---------- Page excerpt

It is a marvel how deftly Das uses this premise to evoke compassion in the most fundamental sense, one that begins with being seen. In many ways, watching Zwigato feels like reckoning with the humaneness — and humanity — of those we treat as an end to our means. The moving icon on the phone bears a face. It is equally admirable how the filmmaker achieves this with a fuss-free approach, using neither melodrama nor emotional manipulation as crutches. As a result, a lot is achieved with very little.

Take for instance the subtle gender dynamics at play in the Mahto household. The daughter, though younger, is more entrenched in domesticity than her older brother. The latter, on the other hand, belongs to a generation where mobile phones represent social mobility. Unlike his father who is enslaved to technology, he seeks to utilise it by making Reels. Even the character of Pratima is wonderfully depicted. There is a tiny scene where, after getting a job at a mall, she admires herself in the mirror wearing the uniform. It is an unembellished moment which at once gives a peek into her personhood and desire. Goswami is compelling as Pratima, holding her own without making her defiance apparent. She wants to work, to contribute to the family and ease her husband’s pressure. But she also wants to do it for herself. The actor uses her physicality to render herself invisible in moments and shines in silences. She is ably complemented by Sharma who inhabits the role with aching sincerity. Years of watching him on television has lent a familiarity to his persona, extending to the way he looks and talks. But to his credit, he weaponises the familiarity to become an everyman. His name is not revealed till the longest time but it is not difficult to imagine who he is supposed to be — the man we shut doors on after hastily taking the packet of food from him. He is who we track on phones and complain about when late. In our technology-cushioned world, he is who we forget to distinguish between effort and appliance.

--------------------
---------- Collected data

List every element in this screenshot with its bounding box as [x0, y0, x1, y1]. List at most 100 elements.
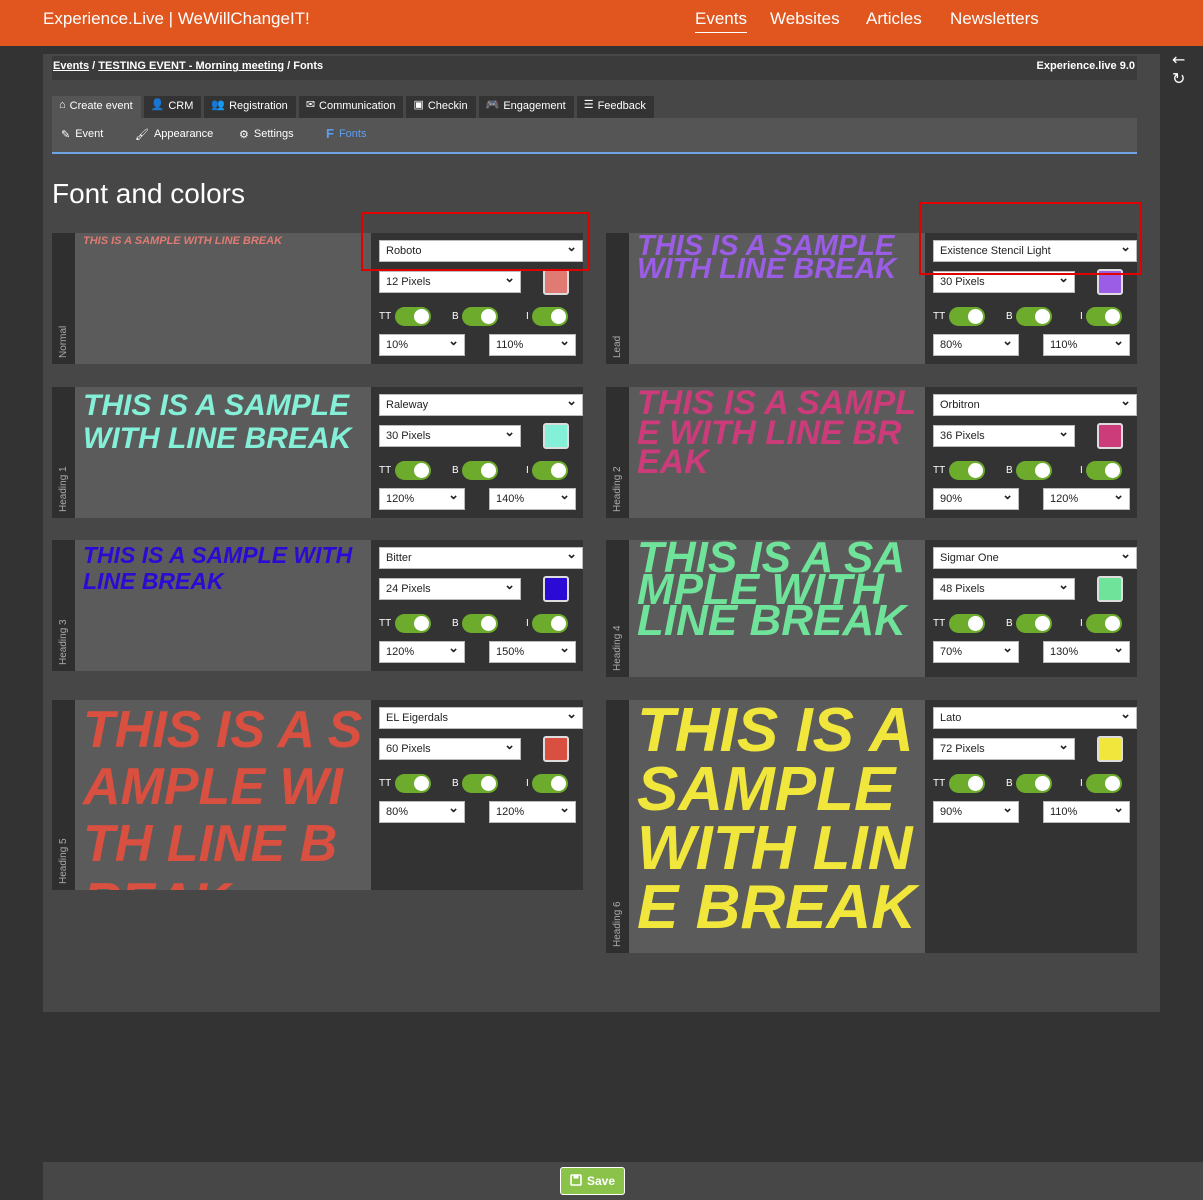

--------------------

● **The tasks**:
[A] Using the review of the film Zwigato, answer the following:
(i) What does the filmmaker avoid using as crutches?
(ii) Which of the two Mahto children is more entrenched in domesticity?
(iii) Where does Pratima find employment?
[B] Extend the review of the film Zwigato with the next passage, picking up after its final sentence.
The material has no connection to the review of the film Zwigato.

● **Answer set**:
[A]
(i) Melodrama and emotional manipulation.
(ii) The daughter.
(iii) At a mall.

[B]
But this staid strictness is also what undoes the film to a large extent. Much like her previous iterations, Das does not polish the finer nuances but leans on making larger points — the rampant unemployment, the religious bigotry, the caste discrimination. Each bears a scene. A Muslim delivery boy requests Manas to take his order since he cannot enter a temple. An official refuses to give employment forms to two young men without revealing the cause. The latter, while storming out of the office, looks at Ambedkar’s picture (not shown but implied) and says, “Baba Saheb, see nothing has changed”. Pratima’s colleagues in the mall, entrusted with cleaning the space, include one who has a BA degree. These are all pivotal points but it somehow never comes together as one story. There is also an unnecessary scene of a politician (Swanand Kirkire) highlighting the employment situation in the country. There is no context to the scene and the subtext is not required. In the broader picture, Zwigato could have done away with it and it wouldn’t have mattered.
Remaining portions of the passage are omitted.